» To be done: Count, in the entries below, the lines in which "антивирусное" occurs. Give the number, nothing more.

» Extracted records:

───

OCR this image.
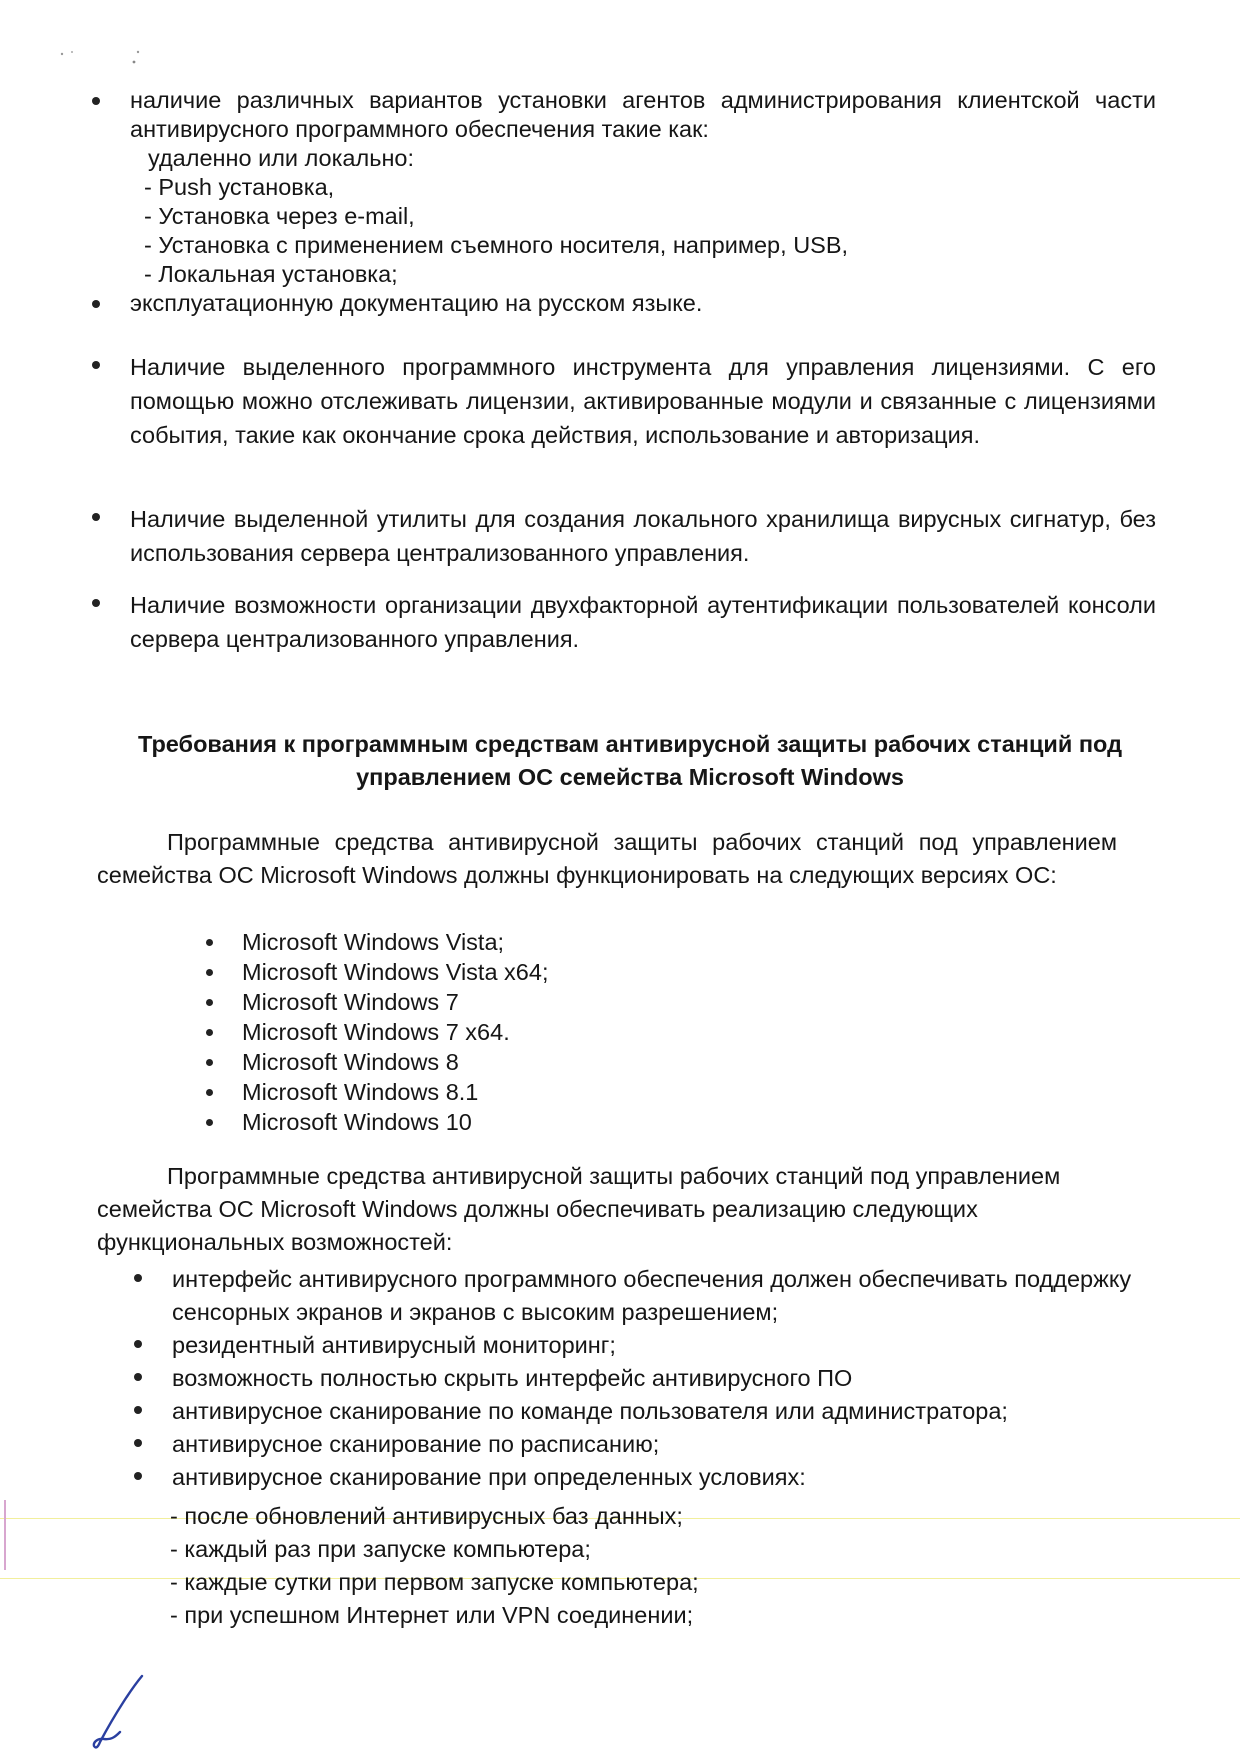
наличие различных вариантов установки агентов администрирования клиентской части антивирусного программного обеспечения такие как:
удаленно или локально:
- Push установка,
- Установка через e-mail,
- Установка с применением съемного носителя, например, USB,
- Локальная установка;
эксплуатационную документацию на русском языке.
Наличие выделенного программного инструмента для управления лицензиями. С его помощью можно отслеживать лицензии, активированные модули и связанные с лицензиями события, такие как окончание срока действия, использование и авторизация.
Наличие выделенной утилиты для создания локального хранилища вирусных сигнатур, без использования сервера централизованного управления.
Наличие возможности организации двухфакторной аутентификации пользователей консоли сервера централизованного управления.
Требования к программным средствам антивирусной защиты рабочих станций под
управлением ОС семейства Microsoft Windows
Программные средства антивирусной защиты рабочих станций под управлением семейства ОС Microsoft Windows должны функционировать на следующих версиях ОС:
Microsoft Windows Vista;
Microsoft Windows Vista x64;
Microsoft Windows 7
Microsoft Windows 7 x64.
Microsoft Windows 8
Microsoft Windows 8.1
Microsoft Windows 10
Программные средства антивирусной защиты рабочих станций под управлением семейства ОС Microsoft Windows должны обеспечивать реализацию следующих функциональных возможностей:
интерфейс антивирусного программного обеспечения должен обеспечивать поддержку сенсорных экранов и экранов с высоким разрешением;
резидентный антивирусный мониторинг;
возможность полностью скрыть интерфейс антивирусного ПО
антивирусное сканирование по команде пользователя или администратора;
антивирусное сканирование по расписанию;
антивирусное сканирование при определенных условиях:
- после обновлений антивирусных баз данных;
- каждый раз при запуске компьютера;
- каждые сутки при первом запуске компьютера;
- при успешном Интернет или VPN соединении;
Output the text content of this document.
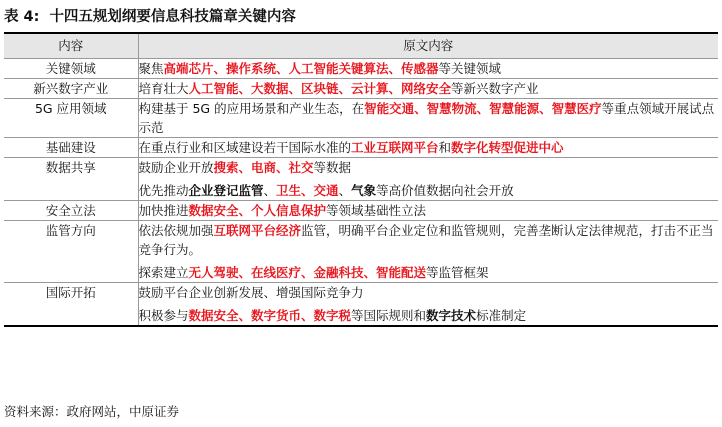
表 4: 十四五规划纲要信息科技篇章关键内容
内容	原文内容
关键领域	聚焦高端芯片、操作系统、人工智能关键算法、传感器等关键领域

新兴数字产业	培育壮大人工智能、大数据、区块链、云计算、网络安全等新兴数字产业

5G 应用领域	构建基于 5G 的应用场景和产业生态，在智能交通、智慧物流、智慧能源、智慧医疗等重点领域开展试点示范

基础建设	在重点行业和区域建设若干国际水准的工业互联网平台和数字化转型促进中心

数据共享	鼓励企业开放搜索、电商、社交等数据
优先推动企业登记监管、卫生、交通、气象等高价值数据向社会开放

安全立法	加快推进数据安全、个人信息保护等领域基础性立法

监管方向	依法依规加强互联网平台经济监管，明确平台企业定位和监管规则，完善垄断认定法律规范，打击不正当竞争行为。
探索建立无人驾驶、在线医疗、金融科技、智能配送等监管框架

国际开拓	鼓励平台企业创新发展、增强国际竞争力
积极参与数据安全、数字货币、数字税等国际规则和数字技术标准制定
资料来源：政府网站，中原证券
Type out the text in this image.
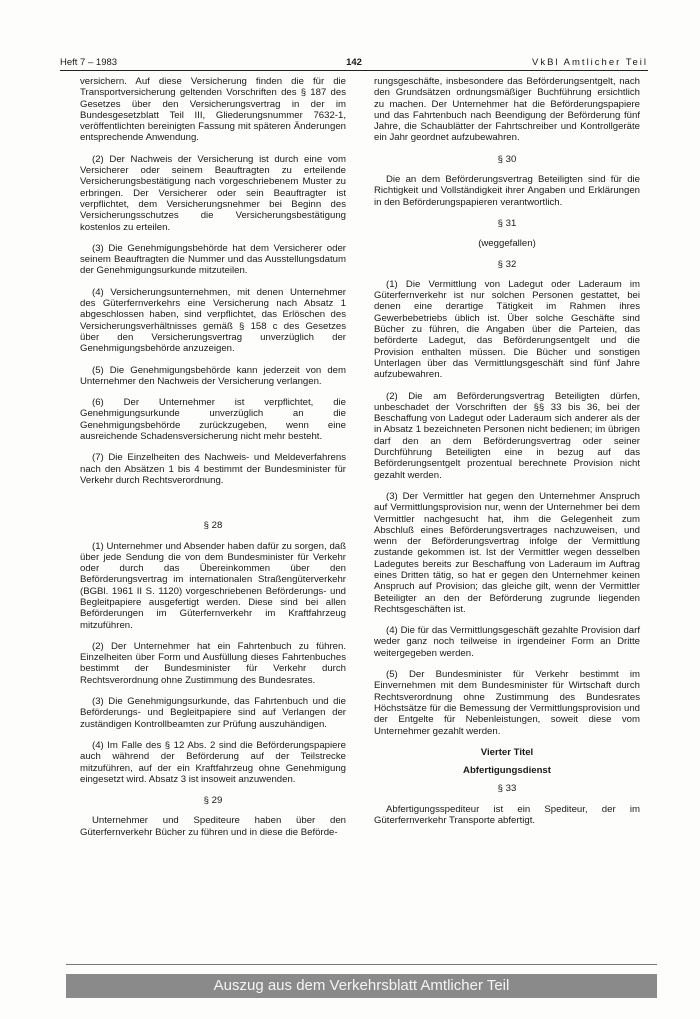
Heft 7 – 1983	142	VkBl Amtlicher Teil

versichern. Auf diese Versicherung finden die für die Transportversicherung geltenden Vorschriften des § 187 des Gesetzes über den Versicherungsvertrag in der im Bundesgesetzblatt Teil III, Gliederungsnummer 7632-1, veröffentlichten bereinigten Fassung mit späteren Änderungen entsprechende Anwendung.

(2) Der Nachweis der Versicherung ist durch eine vom Versicherer oder seinem Beauftragten zu erteilende Versicherungsbestätigung nach vorgeschriebenem Muster zu erbringen. Der Versicherer oder sein Beauftragter ist verpflichtet, dem Versicherungsnehmer bei Beginn des Versicherungsschutzes die Versicherungsbestätigung kostenlos zu erteilen.

(3) Die Genehmigungsbehörde hat dem Versicherer oder seinem Beauftragten die Nummer und das Ausstellungsdatum der Genehmigungsurkunde mitzuteilen.

(4) Versicherungsunternehmen, mit denen Unternehmer des Güterfernverkehrs eine Versicherung nach Absatz 1 abgeschlossen haben, sind verpflichtet, das Erlöschen des Versicherungsverhältnisses gemäß § 158 c des Gesetzes über den Versicherungsvertrag unverzüglich der Genehmigungsbehörde anzuzeigen.

(5) Die Genehmigungsbehörde kann jederzeit von dem Unternehmer den Nachweis der Versicherung verlangen.

(6) Der Unternehmer ist verpflichtet, die Genehmigungsurkunde unverzüglich an die Genehmigungsbehörde zurückzugeben, wenn eine ausreichende Schadensversicherung nicht mehr besteht.

(7) Die Einzelheiten des Nachweis- und Meldeverfahrens nach den Absätzen 1 bis 4 bestimmt der Bundesminister für Verkehr durch Rechtsverordnung.

§ 28

(1) Unternehmer und Absender haben dafür zu sorgen, daß über jede Sendung die von dem Bundesminister für Verkehr oder durch das Übereinkommen über den Beförderungsvertrag im internationalen Straßengüterverkehr (BGBl. 1961 II S. 1120) vorgeschriebenen Beförderungs- und Begleitpapiere ausgefertigt werden. Diese sind bei allen Beförderungen im Güterfernverkehr im Kraftfahrzeug mitzuführen.

(2) Der Unternehmer hat ein Fahrtenbuch zu führen. Einzelheiten über Form und Ausfüllung dieses Fahrtenbuches bestimmt der Bundesminister für Verkehr durch Rechtsverordnung ohne Zustimmung des Bundesrates.

(3) Die Genehmigungsurkunde, das Fahrtenbuch und die Beförderungs- und Begleitpapiere sind auf Verlangen der zuständigen Kontrollbeamten zur Prüfung auszuhändigen.

(4) Im Falle des § 12 Abs. 2 sind die Beförderungspapiere auch während der Beförderung auf der Teilstrecke mitzuführen, auf der ein Kraftfahrzeug ohne Genehmigung eingesetzt wird. Absatz 3 ist insoweit anzuwenden.

§ 29

Unternehmer und Spediteure haben über den Güterfernverkehr Bücher zu führen und in diese die Beförde-

rungsgeschäfte, insbesondere das Beförderungsentgelt, nach den Grundsätzen ordnungsmäßiger Buchführung ersichtlich zu machen. Der Unternehmer hat die Beförderungspapiere und das Fahrtenbuch nach Beendigung der Beförderung fünf Jahre, die Schaublätter der Fahrtschreiber und Kontrollgeräte ein Jahr geordnet aufzubewahren.

§ 30

Die an dem Beförderungsvertrag Beteiligten sind für die Richtigkeit und Vollständigkeit ihrer Angaben und Erklärungen in den Beförderungspapieren verantwortlich.

§ 31
(weggefallen)
§ 32

(1) Die Vermittlung von Ladegut oder Laderaum im Güterfernverkehr ist nur solchen Personen gestattet, bei denen eine derartige Tätigkeit im Rahmen ihres Gewerbebetriebs üblich ist. Über solche Geschäfte sind Bücher zu führen, die Angaben über die Parteien, das beförderte Ladegut, das Beförderungsentgelt und die Provision enthalten müssen. Die Bücher und sonstigen Unterlagen über das Vermittlungsgeschäft sind fünf Jahre aufzubewahren.

(2) Die am Beförderungsvertrag Beteiligten dürfen, unbeschadet der Vorschriften der §§ 33 bis 36, bei der Beschaffung von Ladegut oder Laderaum sich anderer als der in Absatz 1 bezeichneten Personen nicht bedienen; im übrigen darf den an dem Beförderungsvertrag oder seiner Durchführung Beteiligten eine in bezug auf das Beförderungsentgelt prozentual berechnete Provision nicht gezahlt werden.

(3) Der Vermittler hat gegen den Unternehmer Anspruch auf Vermittlungsprovision nur, wenn der Unternehmer bei dem Vermittler nachgesucht hat, ihm die Gelegenheit zum Abschluß eines Beförderungsvertrages nachzuweisen, und wenn der Beförderungsvertrag infolge der Vermittlung zustande gekommen ist. Ist der Vermittler wegen desselben Ladegutes bereits zur Beschaffung von Laderaum im Auftrag eines Dritten tätig, so hat er gegen den Unternehmer keinen Anspruch auf Provision; das gleiche gilt, wenn der Vermittler Beteiligter an den der Beförderung zugrunde liegenden Rechtsgeschäften ist.

(4) Die für das Vermittlungsgeschäft gezahlte Provision darf weder ganz noch teilweise in irgendeiner Form an Dritte weitergegeben werden.

(5) Der Bundesminister für Verkehr bestimmt im Einvernehmen mit dem Bundesminister für Wirtschaft durch Rechtsverordnung ohne Zustimmung des Bundesrates Höchstsätze für die Bemessung der Vermittlungsprovision und der Entgelte für Nebenleistungen, soweit diese vom Unternehmer gezahlt werden.

Vierter Titel
Abfertigungsdienst
§ 33

Abfertigungsspediteur ist ein Spediteur, der im Güterfernverkehr Transporte abfertigt.

Auszug aus dem Verkehrsblatt Amtlicher Teil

───

» Answer to the exercise: 3